### Problem details
Extract every line of the records below that contains the string "Editar".

### Provided data
******

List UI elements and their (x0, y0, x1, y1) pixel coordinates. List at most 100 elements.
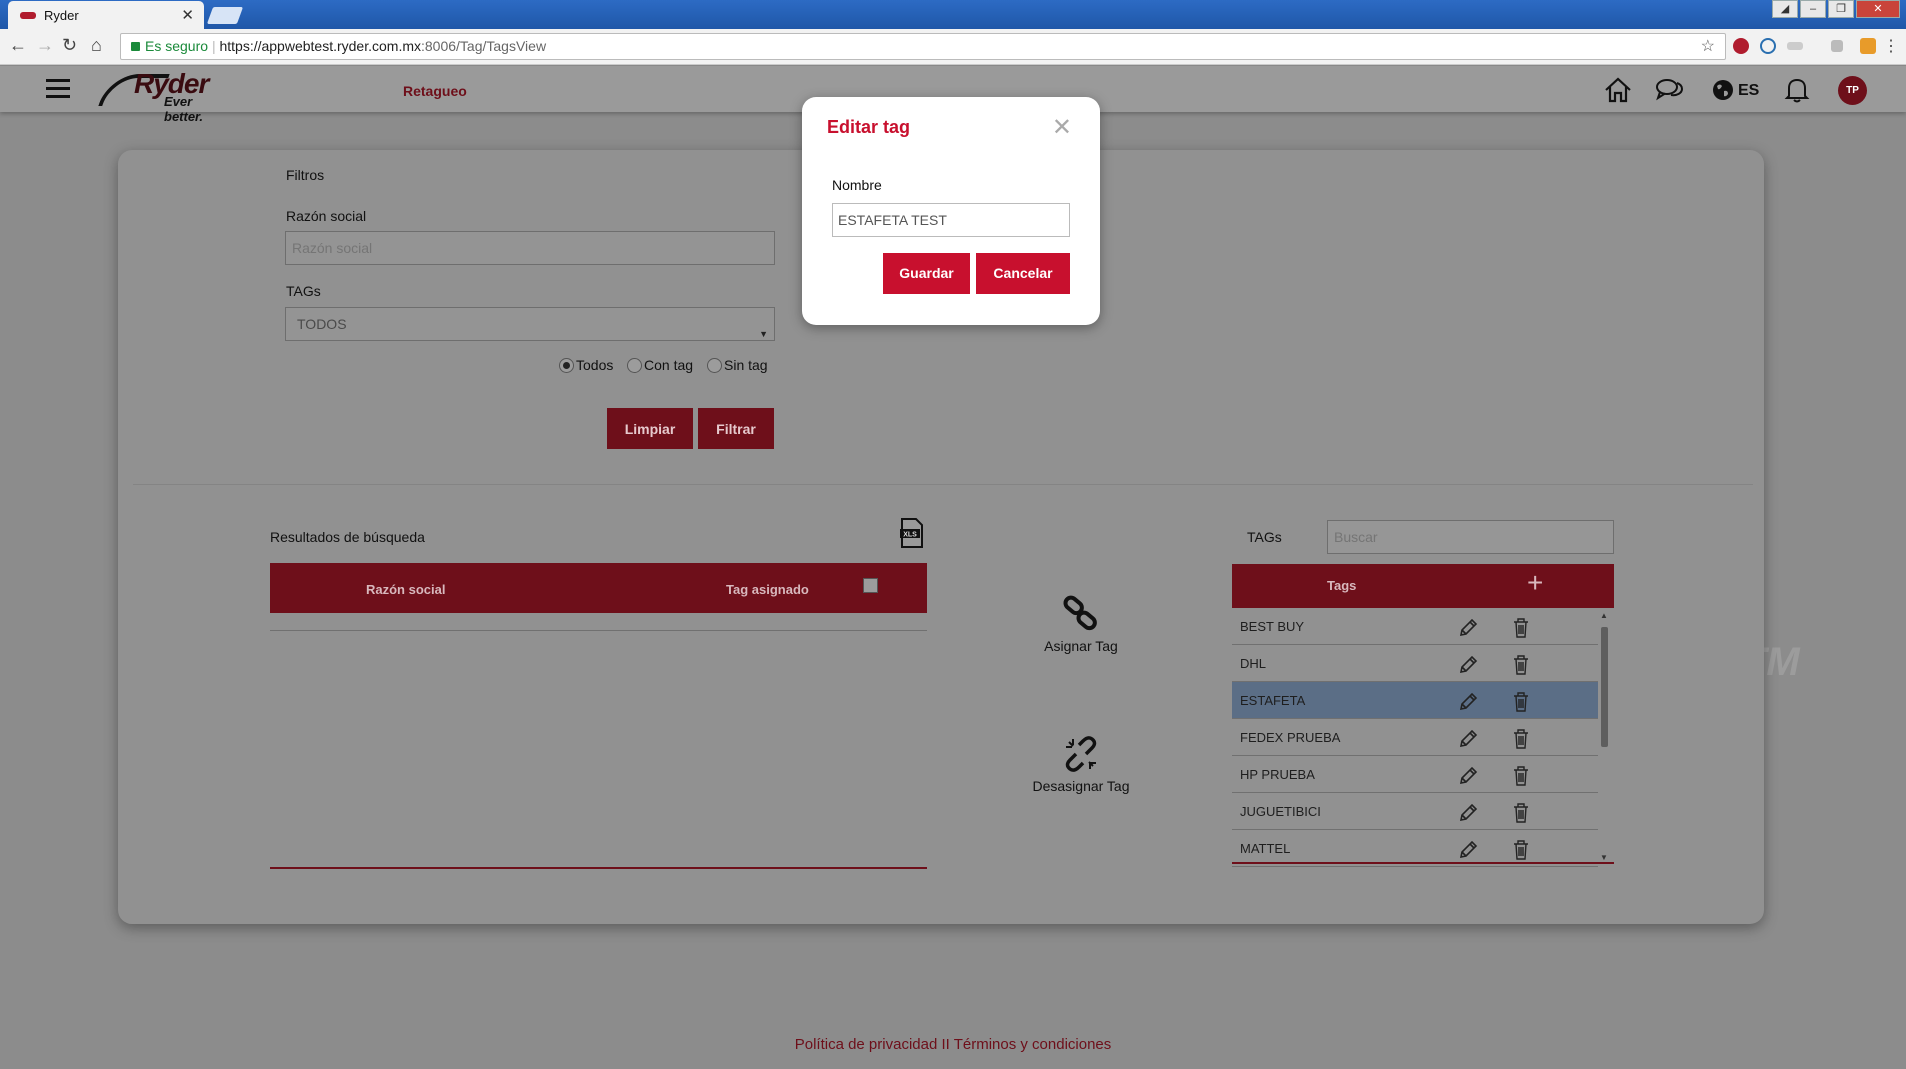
tag-name: DHL (1240, 656, 1267, 671)
footer-links[interactable]: Política de privacidad II Términos y con… (0, 1036, 1906, 1053)
pencil-icon[interactable] (1457, 728, 1479, 753)
select-all-checkbox[interactable] (863, 578, 878, 593)
reload-icon[interactable]: ↻ (62, 35, 77, 56)
trash-icon[interactable] (1512, 654, 1530, 679)
user-profile-icon[interactable]: ◢ (1772, 0, 1798, 18)
sync-extension-icon[interactable] (1760, 38, 1776, 54)
tag-row[interactable]: MATTEL (1232, 830, 1598, 867)
tag-row[interactable]: JUGUETIBICI (1232, 793, 1598, 830)
new-tab-button[interactable] (206, 7, 244, 24)
pencil-icon[interactable] (1457, 617, 1479, 642)
tag-row[interactable]: DHL (1232, 645, 1598, 682)
cancel-button[interactable]: Cancelar (976, 253, 1070, 294)
link-icon[interactable] (1061, 594, 1101, 634)
pencil-icon[interactable] (1457, 654, 1479, 679)
results-table-header: Razón social Tag asignado (270, 563, 927, 613)
trash-icon[interactable] (1512, 802, 1530, 827)
trash-icon[interactable] (1512, 765, 1530, 790)
home-icon[interactable]: ⌂ (91, 35, 102, 56)
pencil-icon[interactable] (1457, 839, 1479, 864)
tags-select[interactable]: TODOS ▼ (285, 307, 775, 341)
results-title: Resultados de búsqueda (270, 529, 425, 545)
pencil-icon[interactable] (1457, 691, 1479, 716)
bookmark-star-icon[interactable]: ☆ (1701, 34, 1715, 59)
chat-icon[interactable] (1655, 76, 1685, 104)
scroll-thumb[interactable] (1601, 627, 1608, 747)
save-button[interactable]: Guardar (883, 253, 970, 294)
tag-name: MATTEL (1240, 841, 1291, 856)
xls-file-icon[interactable]: XLS (899, 518, 925, 548)
clear-button[interactable]: Limpiar (607, 408, 693, 449)
scroll-up-icon[interactable]: ▲ (1600, 611, 1608, 620)
shield-extension-icon[interactable] (1733, 38, 1749, 54)
tag-row[interactable]: HP PRUEBA (1232, 756, 1598, 793)
tag-row[interactable]: FEDEX PRUEBA (1232, 719, 1598, 756)
unassign-tag-label[interactable]: Desasignar Tag (1016, 778, 1146, 794)
radio-sin-tag[interactable]: Sin tag (707, 357, 768, 373)
bell-icon[interactable] (1784, 76, 1810, 104)
home-icon[interactable] (1603, 76, 1633, 104)
nav-link-retagueo[interactable]: Retagueo (403, 83, 467, 99)
security-label: Es seguro (145, 38, 209, 54)
assign-tag-label[interactable]: Asignar Tag (1031, 638, 1131, 654)
trash-icon[interactable] (1512, 839, 1530, 864)
tab-close-icon[interactable]: ✕ (181, 6, 194, 24)
user-avatar[interactable]: TP (1838, 76, 1867, 105)
image-extension-icon[interactable] (1860, 38, 1876, 54)
svg-text:XLS: XLS (903, 532, 917, 539)
column-tags: Tags (1327, 578, 1357, 593)
globe-icon[interactable] (1711, 78, 1735, 102)
tags-filter-label: TAGs (286, 283, 321, 299)
column-tag-asignado: Tag asignado (726, 582, 809, 597)
puzzle-extension-icon[interactable] (1831, 40, 1843, 52)
forward-arrow-icon[interactable]: → (36, 35, 54, 56)
tag-row[interactable]: BEST BUY (1232, 608, 1598, 645)
results-table-body (270, 631, 927, 866)
lock-icon (131, 42, 140, 51)
column-razon-social: Razón social (366, 582, 446, 597)
modal-close-icon[interactable]: ✕ (1052, 113, 1072, 142)
tag-name: JUGUETIBICI (1240, 804, 1321, 819)
tags-table-header: Tags + (1232, 564, 1614, 608)
tag-row[interactable]: ESTAFETA (1232, 682, 1598, 719)
add-tag-plus-icon[interactable]: + (1527, 567, 1543, 599)
section-divider (133, 484, 1753, 485)
radio-todos[interactable]: Todos (559, 357, 613, 373)
razon-social-label: Razón social (286, 208, 367, 224)
razon-social-input[interactable] (285, 231, 775, 265)
tag-name: BEST BUY (1240, 619, 1305, 634)
edit-tag-modal: Editar tag ✕ Nombre ESTAFETA TEST Guarda… (802, 97, 1100, 325)
trash-icon[interactable] (1512, 617, 1530, 642)
radio-con-tag[interactable]: Con tag (627, 357, 693, 373)
pencil-icon[interactable] (1457, 765, 1479, 790)
nombre-input[interactable]: ESTAFETA TEST (832, 203, 1070, 237)
hamburger-menu-icon[interactable] (46, 79, 70, 103)
url-host: https://appwebtest.ryder.com.mx (219, 38, 421, 54)
language-selector[interactable]: ES (1738, 82, 1759, 100)
tag-name: HP PRUEBA (1240, 767, 1315, 782)
url-input[interactable]: Es seguro | https://appwebtest.ryder.com… (120, 33, 1726, 60)
pencil-icon[interactable] (1457, 802, 1479, 827)
tags-list-scrollbar[interactable]: ▲ ▼ (1597, 611, 1612, 862)
brand-tagline: Ever better. (164, 94, 204, 124)
browser-tab[interactable]: Ryder ✕ (8, 1, 204, 29)
modal-title: Editar tag (827, 117, 911, 137)
address-bar: ← → ↻ ⌂ Es seguro | https://appwebtest.r… (0, 29, 1906, 65)
browser-menu-icon[interactable]: ⋮ (1883, 36, 1899, 56)
bar-extension-icon[interactable] (1787, 42, 1803, 50)
unlink-icon[interactable] (1061, 734, 1101, 774)
filter-button[interactable]: Filtrar (698, 408, 774, 449)
dropdown-arrow-icon: ▼ (759, 329, 768, 339)
minimize-icon[interactable]: – (1800, 0, 1826, 18)
window-close-icon[interactable]: ✕ (1856, 0, 1900, 18)
trash-icon[interactable] (1512, 691, 1530, 716)
scroll-down-icon[interactable]: ▼ (1600, 853, 1608, 862)
maximize-icon[interactable]: ❐ (1828, 0, 1854, 18)
url-path: :8006/Tag/TagsView (421, 38, 547, 54)
tags-select-value: TODOS (297, 316, 347, 332)
back-arrow-icon[interactable]: ← (9, 35, 27, 56)
ryder-logo[interactable]: Ryder Ever better. (98, 68, 234, 124)
tags-search-input[interactable] (1327, 520, 1614, 554)
tag-name: ESTAFETA (1240, 693, 1306, 708)
trash-icon[interactable] (1512, 728, 1530, 753)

******

### Output of the exercise
edit-tag-modal: Editar tag ✕ Nombre ESTAFETA TEST Guarda… (802, 97, 1100, 325)
modal-title: Editar tag (827, 117, 911, 137)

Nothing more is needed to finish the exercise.